■ **WHAT TO PRODUCE**:
Show every line of the records that contains the string "上海浦东".

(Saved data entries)
____________________
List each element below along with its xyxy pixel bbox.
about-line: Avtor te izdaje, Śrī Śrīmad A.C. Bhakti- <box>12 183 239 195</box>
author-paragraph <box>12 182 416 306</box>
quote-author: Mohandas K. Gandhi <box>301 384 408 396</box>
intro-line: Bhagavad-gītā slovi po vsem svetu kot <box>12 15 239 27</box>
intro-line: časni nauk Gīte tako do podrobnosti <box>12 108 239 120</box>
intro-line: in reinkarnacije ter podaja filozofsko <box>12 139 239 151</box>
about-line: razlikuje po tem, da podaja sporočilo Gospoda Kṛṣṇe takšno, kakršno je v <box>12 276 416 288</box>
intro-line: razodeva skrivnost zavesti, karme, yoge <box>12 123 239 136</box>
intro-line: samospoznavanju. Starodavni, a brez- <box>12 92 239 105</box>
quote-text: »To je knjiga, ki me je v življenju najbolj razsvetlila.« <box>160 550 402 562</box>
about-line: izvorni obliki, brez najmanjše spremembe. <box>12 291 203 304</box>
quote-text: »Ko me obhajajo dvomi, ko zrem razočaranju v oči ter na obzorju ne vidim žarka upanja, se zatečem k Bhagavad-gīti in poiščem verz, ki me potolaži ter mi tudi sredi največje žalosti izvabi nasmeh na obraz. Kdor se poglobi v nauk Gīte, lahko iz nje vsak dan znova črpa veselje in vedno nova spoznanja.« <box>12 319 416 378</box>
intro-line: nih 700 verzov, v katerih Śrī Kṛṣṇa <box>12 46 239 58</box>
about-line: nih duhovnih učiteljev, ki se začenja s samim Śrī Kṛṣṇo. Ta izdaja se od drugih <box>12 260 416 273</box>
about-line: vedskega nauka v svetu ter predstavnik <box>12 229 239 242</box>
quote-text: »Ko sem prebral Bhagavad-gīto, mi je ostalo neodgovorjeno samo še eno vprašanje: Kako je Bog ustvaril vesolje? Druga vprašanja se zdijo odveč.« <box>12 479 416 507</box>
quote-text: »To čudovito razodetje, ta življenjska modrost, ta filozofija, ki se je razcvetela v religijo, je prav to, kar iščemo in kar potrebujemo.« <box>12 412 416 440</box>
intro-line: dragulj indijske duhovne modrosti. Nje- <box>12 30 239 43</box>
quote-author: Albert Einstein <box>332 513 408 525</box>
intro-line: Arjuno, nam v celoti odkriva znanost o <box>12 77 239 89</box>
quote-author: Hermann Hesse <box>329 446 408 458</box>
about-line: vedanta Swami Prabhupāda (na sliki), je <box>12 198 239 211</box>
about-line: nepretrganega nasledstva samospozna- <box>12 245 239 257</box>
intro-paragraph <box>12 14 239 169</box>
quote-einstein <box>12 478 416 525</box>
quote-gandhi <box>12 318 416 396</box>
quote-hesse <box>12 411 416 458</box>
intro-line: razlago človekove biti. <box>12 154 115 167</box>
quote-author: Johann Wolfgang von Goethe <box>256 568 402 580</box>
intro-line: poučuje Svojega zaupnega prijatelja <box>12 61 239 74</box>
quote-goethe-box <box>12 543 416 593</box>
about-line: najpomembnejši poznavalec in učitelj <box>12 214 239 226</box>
____________________
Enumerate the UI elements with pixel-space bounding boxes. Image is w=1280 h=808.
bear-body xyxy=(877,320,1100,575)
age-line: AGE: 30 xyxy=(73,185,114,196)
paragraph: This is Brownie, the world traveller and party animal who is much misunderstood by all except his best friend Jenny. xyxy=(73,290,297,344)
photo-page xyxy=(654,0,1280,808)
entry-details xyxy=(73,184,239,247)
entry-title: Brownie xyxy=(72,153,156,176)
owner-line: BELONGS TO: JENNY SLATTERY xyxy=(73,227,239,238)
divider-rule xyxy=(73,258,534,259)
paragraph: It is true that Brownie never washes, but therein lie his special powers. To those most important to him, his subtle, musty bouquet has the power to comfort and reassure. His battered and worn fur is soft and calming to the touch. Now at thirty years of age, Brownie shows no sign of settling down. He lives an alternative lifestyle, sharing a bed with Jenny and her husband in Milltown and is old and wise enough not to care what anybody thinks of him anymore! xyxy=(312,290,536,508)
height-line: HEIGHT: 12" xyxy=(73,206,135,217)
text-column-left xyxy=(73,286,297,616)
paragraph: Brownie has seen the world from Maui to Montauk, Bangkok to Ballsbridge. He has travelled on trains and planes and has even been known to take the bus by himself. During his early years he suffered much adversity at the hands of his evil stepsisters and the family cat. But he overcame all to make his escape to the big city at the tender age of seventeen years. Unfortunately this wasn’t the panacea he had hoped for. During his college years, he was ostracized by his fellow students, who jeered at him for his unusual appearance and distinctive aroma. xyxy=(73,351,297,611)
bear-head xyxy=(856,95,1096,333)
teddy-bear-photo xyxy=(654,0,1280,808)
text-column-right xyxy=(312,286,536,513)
____________________
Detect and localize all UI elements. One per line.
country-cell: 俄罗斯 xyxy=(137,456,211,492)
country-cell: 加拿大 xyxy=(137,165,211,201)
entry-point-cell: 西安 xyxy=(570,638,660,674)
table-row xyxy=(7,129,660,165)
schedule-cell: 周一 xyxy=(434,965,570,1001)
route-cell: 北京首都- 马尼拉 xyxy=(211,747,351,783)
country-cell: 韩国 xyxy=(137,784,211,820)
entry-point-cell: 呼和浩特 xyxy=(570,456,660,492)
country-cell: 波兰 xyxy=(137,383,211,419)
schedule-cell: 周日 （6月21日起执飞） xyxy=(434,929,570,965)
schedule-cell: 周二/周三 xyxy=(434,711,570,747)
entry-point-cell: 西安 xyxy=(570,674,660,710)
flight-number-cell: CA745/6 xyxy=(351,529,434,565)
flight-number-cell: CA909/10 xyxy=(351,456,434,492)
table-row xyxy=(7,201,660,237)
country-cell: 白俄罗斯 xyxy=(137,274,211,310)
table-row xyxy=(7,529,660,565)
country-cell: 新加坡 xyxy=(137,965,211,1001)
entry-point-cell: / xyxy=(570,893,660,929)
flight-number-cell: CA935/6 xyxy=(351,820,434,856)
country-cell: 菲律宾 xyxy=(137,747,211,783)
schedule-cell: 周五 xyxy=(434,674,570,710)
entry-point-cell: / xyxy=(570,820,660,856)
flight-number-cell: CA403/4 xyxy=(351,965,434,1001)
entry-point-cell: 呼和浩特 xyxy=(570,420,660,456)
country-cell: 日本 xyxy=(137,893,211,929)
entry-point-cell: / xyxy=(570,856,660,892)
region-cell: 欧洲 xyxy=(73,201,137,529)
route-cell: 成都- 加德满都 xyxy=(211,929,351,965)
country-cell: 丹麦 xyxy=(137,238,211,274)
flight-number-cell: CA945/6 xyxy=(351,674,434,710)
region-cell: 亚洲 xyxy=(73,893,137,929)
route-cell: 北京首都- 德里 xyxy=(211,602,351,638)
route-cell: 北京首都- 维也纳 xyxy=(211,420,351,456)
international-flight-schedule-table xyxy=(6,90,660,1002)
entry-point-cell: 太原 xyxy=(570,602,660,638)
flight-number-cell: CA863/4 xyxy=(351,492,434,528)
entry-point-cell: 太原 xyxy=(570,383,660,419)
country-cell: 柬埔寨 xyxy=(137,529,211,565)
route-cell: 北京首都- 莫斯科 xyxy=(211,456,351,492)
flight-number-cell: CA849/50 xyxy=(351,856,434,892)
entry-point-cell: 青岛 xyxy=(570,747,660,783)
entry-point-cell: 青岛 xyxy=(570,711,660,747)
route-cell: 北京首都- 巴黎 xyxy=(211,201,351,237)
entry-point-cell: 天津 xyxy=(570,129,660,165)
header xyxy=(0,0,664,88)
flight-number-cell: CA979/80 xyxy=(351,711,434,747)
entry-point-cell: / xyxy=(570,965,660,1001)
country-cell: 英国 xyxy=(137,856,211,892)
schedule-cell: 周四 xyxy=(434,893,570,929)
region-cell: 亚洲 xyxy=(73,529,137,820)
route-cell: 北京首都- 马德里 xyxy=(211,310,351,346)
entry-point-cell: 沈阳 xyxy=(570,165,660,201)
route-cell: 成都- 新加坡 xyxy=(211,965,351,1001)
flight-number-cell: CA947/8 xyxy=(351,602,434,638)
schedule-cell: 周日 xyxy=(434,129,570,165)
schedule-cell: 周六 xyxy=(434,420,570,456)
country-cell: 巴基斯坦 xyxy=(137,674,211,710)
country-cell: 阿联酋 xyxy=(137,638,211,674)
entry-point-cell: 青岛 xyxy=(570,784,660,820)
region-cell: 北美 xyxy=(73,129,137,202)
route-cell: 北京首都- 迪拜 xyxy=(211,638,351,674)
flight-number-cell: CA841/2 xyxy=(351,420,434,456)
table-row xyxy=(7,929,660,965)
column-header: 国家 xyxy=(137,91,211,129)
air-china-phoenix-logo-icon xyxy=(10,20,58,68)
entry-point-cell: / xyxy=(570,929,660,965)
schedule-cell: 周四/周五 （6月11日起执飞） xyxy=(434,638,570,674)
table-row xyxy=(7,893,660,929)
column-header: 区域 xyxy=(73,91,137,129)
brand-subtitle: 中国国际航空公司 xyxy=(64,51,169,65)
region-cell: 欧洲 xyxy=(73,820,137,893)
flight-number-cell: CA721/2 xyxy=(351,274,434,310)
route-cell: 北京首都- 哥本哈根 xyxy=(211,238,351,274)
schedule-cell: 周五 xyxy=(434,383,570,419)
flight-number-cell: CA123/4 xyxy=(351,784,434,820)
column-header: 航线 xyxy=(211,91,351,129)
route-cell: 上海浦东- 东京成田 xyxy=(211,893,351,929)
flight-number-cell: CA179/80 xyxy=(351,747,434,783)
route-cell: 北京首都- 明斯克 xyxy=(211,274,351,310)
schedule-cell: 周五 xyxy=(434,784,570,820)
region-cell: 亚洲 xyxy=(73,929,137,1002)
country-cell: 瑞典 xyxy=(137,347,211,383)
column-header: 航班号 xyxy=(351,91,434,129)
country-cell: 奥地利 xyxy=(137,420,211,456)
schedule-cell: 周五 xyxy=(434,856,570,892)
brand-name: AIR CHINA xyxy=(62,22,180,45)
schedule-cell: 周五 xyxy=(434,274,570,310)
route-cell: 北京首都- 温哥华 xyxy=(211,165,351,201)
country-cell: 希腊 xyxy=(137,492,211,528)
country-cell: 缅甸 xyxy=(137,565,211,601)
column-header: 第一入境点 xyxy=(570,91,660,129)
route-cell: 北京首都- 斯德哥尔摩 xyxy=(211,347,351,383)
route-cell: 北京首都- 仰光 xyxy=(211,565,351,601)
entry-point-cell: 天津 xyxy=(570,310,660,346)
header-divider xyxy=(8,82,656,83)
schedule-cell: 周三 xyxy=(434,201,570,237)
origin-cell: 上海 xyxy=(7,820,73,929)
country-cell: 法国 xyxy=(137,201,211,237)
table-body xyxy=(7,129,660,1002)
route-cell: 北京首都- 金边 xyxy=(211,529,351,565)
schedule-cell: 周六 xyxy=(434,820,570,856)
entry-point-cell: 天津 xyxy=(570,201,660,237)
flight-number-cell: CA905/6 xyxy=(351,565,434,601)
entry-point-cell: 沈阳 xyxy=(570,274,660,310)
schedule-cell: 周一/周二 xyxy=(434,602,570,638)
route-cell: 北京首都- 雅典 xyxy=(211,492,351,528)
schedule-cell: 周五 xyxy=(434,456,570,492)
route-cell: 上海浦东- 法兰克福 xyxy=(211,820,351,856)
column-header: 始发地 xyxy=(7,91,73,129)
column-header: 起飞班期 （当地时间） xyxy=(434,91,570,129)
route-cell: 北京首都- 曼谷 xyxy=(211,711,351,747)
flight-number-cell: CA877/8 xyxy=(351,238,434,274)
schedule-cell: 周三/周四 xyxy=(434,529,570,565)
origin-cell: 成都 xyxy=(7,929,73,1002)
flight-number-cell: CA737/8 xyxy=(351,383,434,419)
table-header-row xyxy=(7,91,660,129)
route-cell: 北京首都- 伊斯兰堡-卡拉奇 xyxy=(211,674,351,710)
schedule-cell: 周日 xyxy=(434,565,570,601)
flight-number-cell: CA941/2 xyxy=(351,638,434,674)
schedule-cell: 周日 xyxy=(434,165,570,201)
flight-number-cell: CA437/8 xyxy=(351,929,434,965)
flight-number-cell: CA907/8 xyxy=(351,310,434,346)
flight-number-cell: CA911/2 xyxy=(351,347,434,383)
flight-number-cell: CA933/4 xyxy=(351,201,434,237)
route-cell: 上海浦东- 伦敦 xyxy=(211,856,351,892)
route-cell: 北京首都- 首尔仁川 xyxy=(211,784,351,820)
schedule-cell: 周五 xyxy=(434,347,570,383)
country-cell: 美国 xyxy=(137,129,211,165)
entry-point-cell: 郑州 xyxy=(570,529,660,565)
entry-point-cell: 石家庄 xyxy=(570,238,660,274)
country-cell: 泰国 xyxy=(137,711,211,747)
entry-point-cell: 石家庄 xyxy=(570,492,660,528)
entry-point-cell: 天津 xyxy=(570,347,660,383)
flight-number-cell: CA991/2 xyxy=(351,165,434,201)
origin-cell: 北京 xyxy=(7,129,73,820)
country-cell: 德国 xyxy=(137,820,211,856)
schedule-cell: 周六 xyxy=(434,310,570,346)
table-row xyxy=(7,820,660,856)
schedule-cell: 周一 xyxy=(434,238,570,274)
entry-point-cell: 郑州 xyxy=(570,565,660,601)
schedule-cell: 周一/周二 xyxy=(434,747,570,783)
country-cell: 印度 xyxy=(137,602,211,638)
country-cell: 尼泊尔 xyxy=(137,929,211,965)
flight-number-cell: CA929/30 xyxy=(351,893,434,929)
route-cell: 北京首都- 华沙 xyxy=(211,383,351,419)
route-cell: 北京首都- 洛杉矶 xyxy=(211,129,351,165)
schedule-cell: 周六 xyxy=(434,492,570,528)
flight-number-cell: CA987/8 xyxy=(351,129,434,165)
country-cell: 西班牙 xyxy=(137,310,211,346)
____________________
■ **PROBLEM SOLUTION**:
route-cell: 上海浦东- 东京成田 xyxy=(211,893,351,929)
route-cell: 上海浦东- 法兰克福 xyxy=(211,820,351,856)
route-cell: 上海浦东- 伦敦 xyxy=(211,856,351,892)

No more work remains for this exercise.